WHAT YOU HAVE TO DO
Output the data word for word, dropping every image.

### INFORMATION PROVIDED

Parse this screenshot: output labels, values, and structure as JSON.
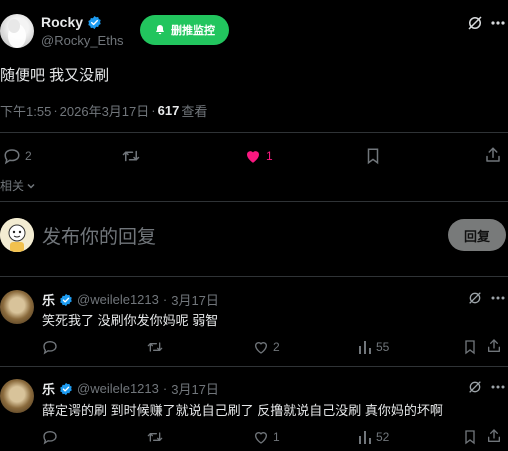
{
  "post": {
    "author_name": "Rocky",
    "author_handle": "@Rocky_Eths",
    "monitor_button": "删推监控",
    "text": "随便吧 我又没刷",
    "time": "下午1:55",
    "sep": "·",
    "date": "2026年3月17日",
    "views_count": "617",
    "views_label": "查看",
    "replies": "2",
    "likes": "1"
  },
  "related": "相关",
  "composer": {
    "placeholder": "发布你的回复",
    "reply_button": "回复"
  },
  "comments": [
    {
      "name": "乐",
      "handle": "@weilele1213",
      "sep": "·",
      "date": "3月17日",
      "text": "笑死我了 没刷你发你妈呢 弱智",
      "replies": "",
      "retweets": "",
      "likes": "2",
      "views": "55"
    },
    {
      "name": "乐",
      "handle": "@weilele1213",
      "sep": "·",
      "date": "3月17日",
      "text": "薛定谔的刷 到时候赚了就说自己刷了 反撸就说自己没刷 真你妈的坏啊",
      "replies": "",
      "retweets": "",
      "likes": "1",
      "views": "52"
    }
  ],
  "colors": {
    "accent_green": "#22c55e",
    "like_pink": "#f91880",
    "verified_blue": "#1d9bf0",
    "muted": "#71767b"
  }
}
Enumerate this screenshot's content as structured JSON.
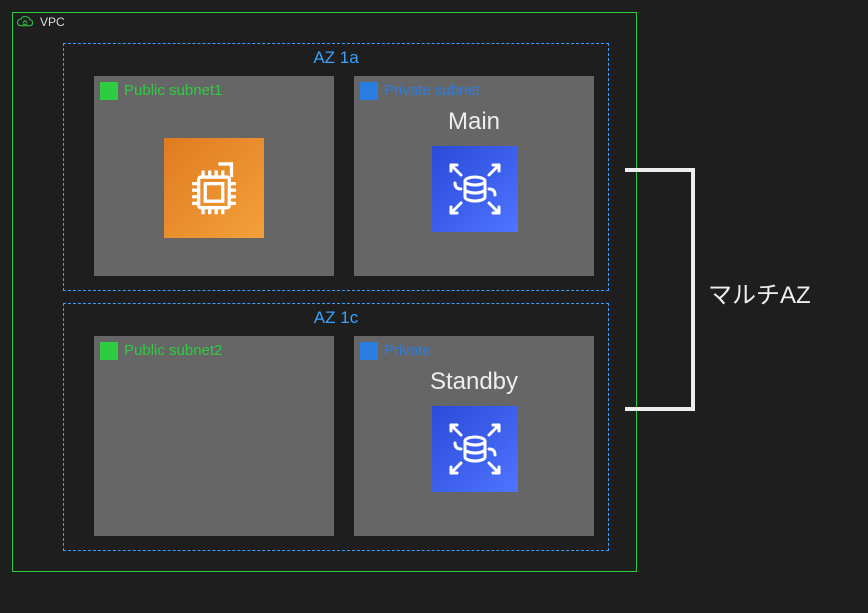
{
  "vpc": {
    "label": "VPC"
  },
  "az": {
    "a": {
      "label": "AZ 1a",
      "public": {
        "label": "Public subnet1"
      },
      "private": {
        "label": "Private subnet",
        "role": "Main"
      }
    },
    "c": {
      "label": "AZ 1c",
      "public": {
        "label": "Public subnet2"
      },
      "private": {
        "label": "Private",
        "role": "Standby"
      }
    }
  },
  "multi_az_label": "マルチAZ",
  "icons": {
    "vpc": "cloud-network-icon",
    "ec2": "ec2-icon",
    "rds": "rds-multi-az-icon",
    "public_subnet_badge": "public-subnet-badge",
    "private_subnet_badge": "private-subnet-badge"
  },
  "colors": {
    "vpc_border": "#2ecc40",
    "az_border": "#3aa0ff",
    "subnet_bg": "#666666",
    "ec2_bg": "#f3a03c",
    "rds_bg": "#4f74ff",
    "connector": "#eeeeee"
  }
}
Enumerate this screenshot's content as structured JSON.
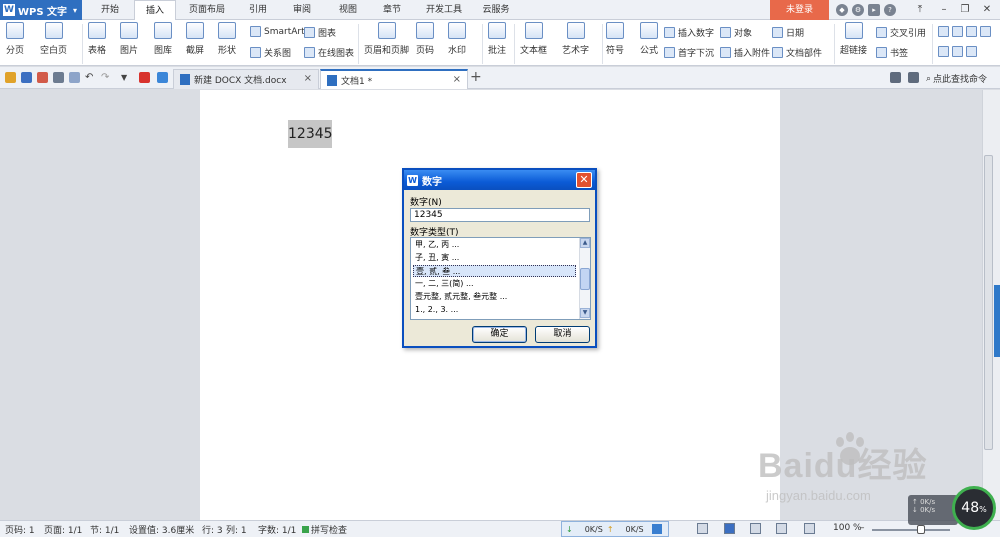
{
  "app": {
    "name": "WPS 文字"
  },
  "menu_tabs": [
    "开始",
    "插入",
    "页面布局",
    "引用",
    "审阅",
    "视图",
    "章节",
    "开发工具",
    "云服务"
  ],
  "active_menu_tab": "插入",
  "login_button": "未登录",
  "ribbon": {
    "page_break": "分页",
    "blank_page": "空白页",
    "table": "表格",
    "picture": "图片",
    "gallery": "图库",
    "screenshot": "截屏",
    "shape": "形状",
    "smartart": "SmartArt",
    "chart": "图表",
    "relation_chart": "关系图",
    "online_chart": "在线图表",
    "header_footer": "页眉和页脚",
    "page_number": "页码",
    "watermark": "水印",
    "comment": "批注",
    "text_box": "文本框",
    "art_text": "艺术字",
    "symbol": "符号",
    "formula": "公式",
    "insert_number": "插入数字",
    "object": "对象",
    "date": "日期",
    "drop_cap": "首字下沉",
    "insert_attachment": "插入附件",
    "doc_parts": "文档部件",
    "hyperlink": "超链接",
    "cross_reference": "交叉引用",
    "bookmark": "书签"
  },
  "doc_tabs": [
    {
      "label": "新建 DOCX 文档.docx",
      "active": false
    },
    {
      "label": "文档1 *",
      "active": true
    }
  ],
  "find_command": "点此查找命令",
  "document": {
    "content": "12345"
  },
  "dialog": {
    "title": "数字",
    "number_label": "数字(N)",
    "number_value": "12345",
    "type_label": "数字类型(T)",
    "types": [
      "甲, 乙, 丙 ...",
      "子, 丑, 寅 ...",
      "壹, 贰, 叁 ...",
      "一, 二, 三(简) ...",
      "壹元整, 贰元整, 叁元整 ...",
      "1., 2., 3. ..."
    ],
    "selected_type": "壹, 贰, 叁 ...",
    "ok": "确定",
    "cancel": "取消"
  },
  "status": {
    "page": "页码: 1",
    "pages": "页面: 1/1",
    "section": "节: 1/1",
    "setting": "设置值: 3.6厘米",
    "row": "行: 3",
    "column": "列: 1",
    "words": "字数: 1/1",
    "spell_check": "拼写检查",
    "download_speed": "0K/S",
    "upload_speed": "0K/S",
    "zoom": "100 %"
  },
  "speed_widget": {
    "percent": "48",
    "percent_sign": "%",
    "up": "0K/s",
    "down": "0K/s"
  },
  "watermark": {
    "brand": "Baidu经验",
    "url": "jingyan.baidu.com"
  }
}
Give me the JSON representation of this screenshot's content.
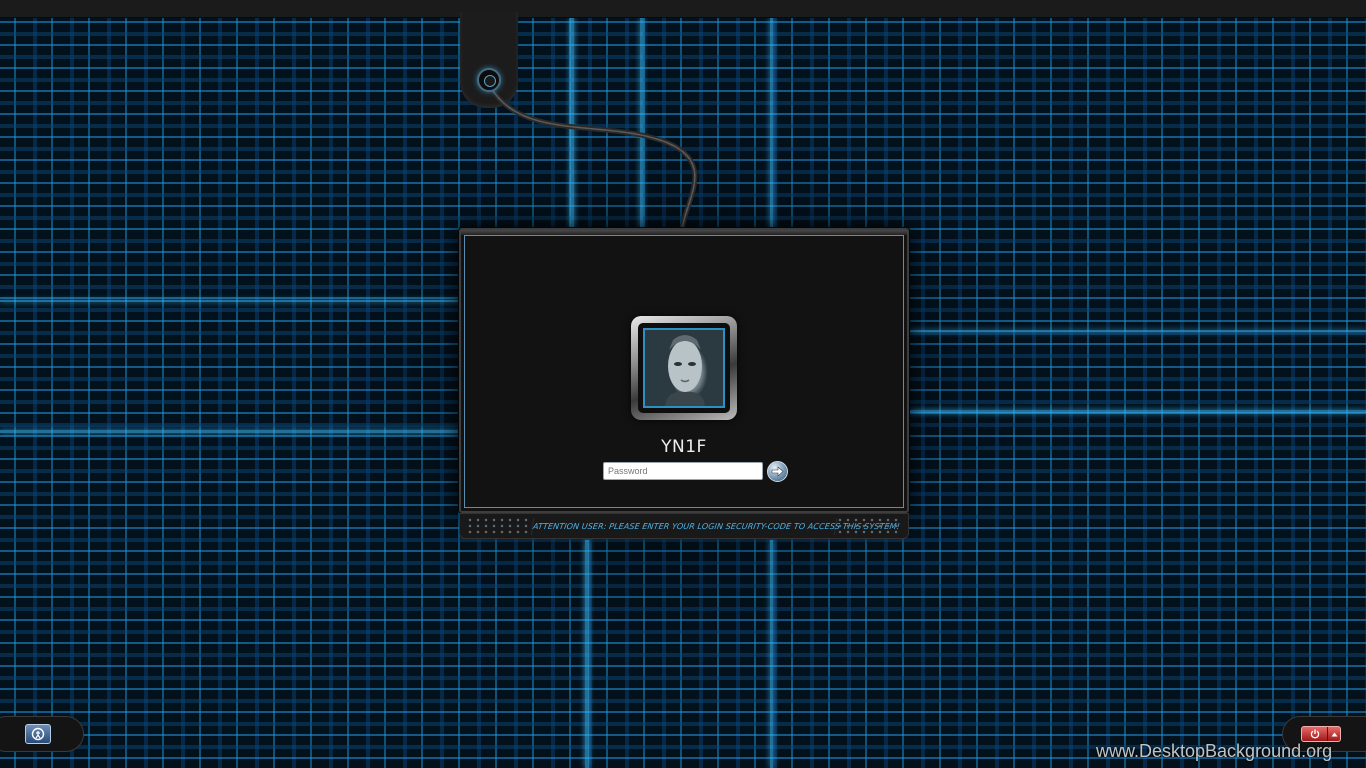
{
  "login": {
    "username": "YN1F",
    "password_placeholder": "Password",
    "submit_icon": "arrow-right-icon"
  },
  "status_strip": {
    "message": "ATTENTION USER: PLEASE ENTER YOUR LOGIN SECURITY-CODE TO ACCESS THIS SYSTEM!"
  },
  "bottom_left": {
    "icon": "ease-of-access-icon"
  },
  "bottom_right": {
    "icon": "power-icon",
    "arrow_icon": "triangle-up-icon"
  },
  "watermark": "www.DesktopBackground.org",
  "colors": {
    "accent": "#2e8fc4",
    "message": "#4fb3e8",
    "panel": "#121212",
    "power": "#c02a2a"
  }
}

######

ANSWER TO THIS EXERCISE
Parse this screenshot: output labels, values, and structure as JSON.
{
  "post": {
    "author_name": "Rocky",
    "author_handle": "@Rocky_Eths",
    "monitor_button": "删推监控",
    "text": "随便吧 我又没刷",
    "time": "下午1:55",
    "sep": "·",
    "date": "2026年3月17日",
    "views_count": "617",
    "views_label": "查看",
    "replies": "2",
    "likes": "1"
  },
  "related": "相关",
  "composer": {
    "placeholder": "发布你的回复",
    "reply_button": "回复"
  },
  "comments": [
    {
      "name": "乐",
      "handle": "@weilele1213",
      "sep": "·",
      "date": "3月17日",
      "text": "笑死我了 没刷你发你妈呢 弱智",
      "replies": "",
      "retweets": "",
      "likes": "2",
      "views": "55"
    },
    {
      "name": "乐",
      "handle": "@weilele1213",
      "sep": "·",
      "date": "3月17日",
      "text": "薛定谔的刷 到时候赚了就说自己刷了 反撸就说自己没刷 真你妈的坏啊",
      "replies": "",
      "retweets": "",
      "likes": "1",
      "views": "52"
    }
  ],
  "colors": {
    "accent_green": "#22c55e",
    "like_pink": "#f91880",
    "verified_blue": "#1d9bf0",
    "muted": "#71767b"
  }
}
Enumerate this screenshot's content as structured JSON.
{
  "vpc": {
    "label": "VPC"
  },
  "az": {
    "a": {
      "label": "AZ 1a",
      "public": {
        "label": "Public subnet1"
      },
      "private": {
        "label": "Private subnet",
        "role": "Main"
      }
    },
    "c": {
      "label": "AZ 1c",
      "public": {
        "label": "Public subnet2"
      },
      "private": {
        "label": "Private",
        "role": "Standby"
      }
    }
  },
  "multi_az_label": "マルチAZ",
  "icons": {
    "vpc": "cloud-network-icon",
    "ec2": "ec2-icon",
    "rds": "rds-multi-az-icon",
    "public_subnet_badge": "public-subnet-badge",
    "private_subnet_badge": "private-subnet-badge"
  },
  "colors": {
    "vpc_border": "#2ecc40",
    "az_border": "#3aa0ff",
    "subnet_bg": "#666666",
    "ec2_bg": "#f3a03c",
    "rds_bg": "#4f74ff",
    "connector": "#eeeeee"
  }
}
Enumerate this screenshot's content as structured JSON.
{
  "app": {
    "name": "WPS 文字"
  },
  "menu_tabs": [
    "开始",
    "插入",
    "页面布局",
    "引用",
    "审阅",
    "视图",
    "章节",
    "开发工具",
    "云服务"
  ],
  "active_menu_tab": "插入",
  "login_button": "未登录",
  "ribbon": {
    "page_break": "分页",
    "blank_page": "空白页",
    "table": "表格",
    "picture": "图片",
    "gallery": "图库",
    "screenshot": "截屏",
    "shape": "形状",
    "smartart": "SmartArt",
    "chart": "图表",
    "relation_chart": "关系图",
    "online_chart": "在线图表",
    "header_footer": "页眉和页脚",
    "page_number": "页码",
    "watermark": "水印",
    "comment": "批注",
    "text_box": "文本框",
    "art_text": "艺术字",
    "symbol": "符号",
    "formula": "公式",
    "insert_number": "插入数字",
    "object": "对象",
    "date": "日期",
    "drop_cap": "首字下沉",
    "insert_attachment": "插入附件",
    "doc_parts": "文档部件",
    "hyperlink": "超链接",
    "cross_reference": "交叉引用",
    "bookmark": "书签"
  },
  "doc_tabs": [
    {
      "label": "新建 DOCX 文档.docx",
      "active": false
    },
    {
      "label": "文档1 *",
      "active": true
    }
  ],
  "find_command": "点此查找命令",
  "document": {
    "content": "12345"
  },
  "dialog": {
    "title": "数字",
    "number_label": "数字(N)",
    "number_value": "12345",
    "type_label": "数字类型(T)",
    "types": [
      "甲, 乙, 丙 ...",
      "子, 丑, 寅 ...",
      "壹, 贰, 叁 ...",
      "一, 二, 三(简) ...",
      "壹元整, 贰元整, 叁元整 ...",
      "1., 2., 3. ..."
    ],
    "selected_type": "壹, 贰, 叁 ...",
    "ok": "确定",
    "cancel": "取消"
  },
  "status": {
    "page": "页码: 1",
    "pages": "页面: 1/1",
    "section": "节: 1/1",
    "setting": "设置值: 3.6厘米",
    "row": "行: 3",
    "column": "列: 1",
    "words": "字数: 1/1",
    "spell_check": "拼写检查",
    "download_speed": "0K/S",
    "upload_speed": "0K/S",
    "zoom": "100 %"
  },
  "speed_widget": {
    "percent": "48",
    "percent_sign": "%",
    "up": "0K/s",
    "down": "0K/s"
  },
  "watermark": {
    "brand": "Baidu经验",
    "url": "jingyan.baidu.com"
  }
}
Give me the JSON representation of this screenshot's content.
{
  "login": {
    "username": "YN1F",
    "password_placeholder": "Password",
    "submit_icon": "arrow-right-icon"
  },
  "status_strip": {
    "message": "ATTENTION USER: PLEASE ENTER YOUR LOGIN SECURITY-CODE TO ACCESS THIS SYSTEM!"
  },
  "bottom_left": {
    "icon": "ease-of-access-icon"
  },
  "bottom_right": {
    "icon": "power-icon",
    "arrow_icon": "triangle-up-icon"
  },
  "watermark": "www.DesktopBackground.org",
  "colors": {
    "accent": "#2e8fc4",
    "message": "#4fb3e8",
    "panel": "#121212",
    "power": "#c02a2a"
  }
}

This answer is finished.